Your task
Find every line in the records below that contains the word "index", and copy each such line.

◆ ◆ ◆ ◆

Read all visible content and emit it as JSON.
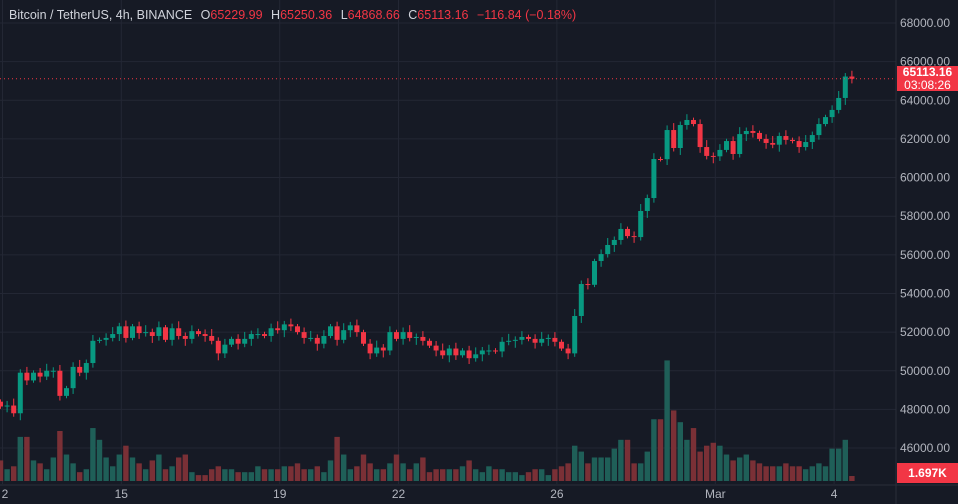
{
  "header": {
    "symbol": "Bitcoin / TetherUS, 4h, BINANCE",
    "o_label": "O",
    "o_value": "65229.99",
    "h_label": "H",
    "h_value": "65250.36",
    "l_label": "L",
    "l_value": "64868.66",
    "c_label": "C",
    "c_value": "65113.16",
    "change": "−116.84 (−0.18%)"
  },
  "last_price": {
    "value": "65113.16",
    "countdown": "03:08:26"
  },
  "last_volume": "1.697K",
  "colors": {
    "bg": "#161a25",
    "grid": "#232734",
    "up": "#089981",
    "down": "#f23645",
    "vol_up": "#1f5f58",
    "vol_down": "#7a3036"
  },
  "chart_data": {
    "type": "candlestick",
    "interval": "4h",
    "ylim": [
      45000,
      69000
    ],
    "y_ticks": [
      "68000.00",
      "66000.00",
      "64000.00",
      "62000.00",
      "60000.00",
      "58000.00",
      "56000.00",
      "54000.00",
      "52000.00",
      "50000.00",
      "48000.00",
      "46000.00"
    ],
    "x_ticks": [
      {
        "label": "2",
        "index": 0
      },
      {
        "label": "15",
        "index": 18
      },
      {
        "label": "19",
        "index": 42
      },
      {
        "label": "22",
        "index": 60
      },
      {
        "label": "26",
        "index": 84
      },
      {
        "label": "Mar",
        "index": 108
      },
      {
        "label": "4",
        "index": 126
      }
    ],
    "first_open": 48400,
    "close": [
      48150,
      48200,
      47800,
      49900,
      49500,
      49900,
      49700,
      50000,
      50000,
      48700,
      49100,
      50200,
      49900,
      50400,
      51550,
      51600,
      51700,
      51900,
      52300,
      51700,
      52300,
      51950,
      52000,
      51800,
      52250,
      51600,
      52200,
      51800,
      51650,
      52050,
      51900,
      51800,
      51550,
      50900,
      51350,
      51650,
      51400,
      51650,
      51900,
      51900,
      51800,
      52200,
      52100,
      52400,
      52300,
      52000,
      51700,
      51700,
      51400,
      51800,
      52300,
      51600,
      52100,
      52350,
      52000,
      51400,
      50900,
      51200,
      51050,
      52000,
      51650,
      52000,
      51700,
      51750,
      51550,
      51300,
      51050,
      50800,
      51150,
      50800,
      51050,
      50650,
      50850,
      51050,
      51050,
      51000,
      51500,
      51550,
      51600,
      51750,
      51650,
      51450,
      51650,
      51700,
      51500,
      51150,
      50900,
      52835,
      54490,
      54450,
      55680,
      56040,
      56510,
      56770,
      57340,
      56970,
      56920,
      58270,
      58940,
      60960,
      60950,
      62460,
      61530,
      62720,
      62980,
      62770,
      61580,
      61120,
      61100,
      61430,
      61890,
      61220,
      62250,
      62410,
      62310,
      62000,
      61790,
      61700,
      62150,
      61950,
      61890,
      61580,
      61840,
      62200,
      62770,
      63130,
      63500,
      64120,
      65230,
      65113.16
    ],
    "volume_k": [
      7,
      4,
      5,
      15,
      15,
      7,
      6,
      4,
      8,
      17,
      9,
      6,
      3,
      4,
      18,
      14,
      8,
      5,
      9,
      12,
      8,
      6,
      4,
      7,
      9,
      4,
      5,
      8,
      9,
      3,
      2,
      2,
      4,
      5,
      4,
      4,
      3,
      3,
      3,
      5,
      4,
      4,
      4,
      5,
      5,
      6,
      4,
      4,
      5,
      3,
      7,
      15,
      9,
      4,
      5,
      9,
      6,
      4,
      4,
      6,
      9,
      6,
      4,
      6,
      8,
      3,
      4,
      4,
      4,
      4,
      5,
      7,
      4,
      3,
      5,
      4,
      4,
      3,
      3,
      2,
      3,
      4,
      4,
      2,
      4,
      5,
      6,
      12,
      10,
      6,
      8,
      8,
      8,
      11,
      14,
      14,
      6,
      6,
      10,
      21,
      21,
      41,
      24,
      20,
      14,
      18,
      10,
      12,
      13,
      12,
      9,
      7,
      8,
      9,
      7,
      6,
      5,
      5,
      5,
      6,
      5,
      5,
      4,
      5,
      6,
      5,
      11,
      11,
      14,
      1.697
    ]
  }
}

◆ ◆ ◆ ◆

Result of the task
        "index": 0
        "index": 18
        "index": 42
        "index": 60
        "index": 84
        "index": 108
        "index": 126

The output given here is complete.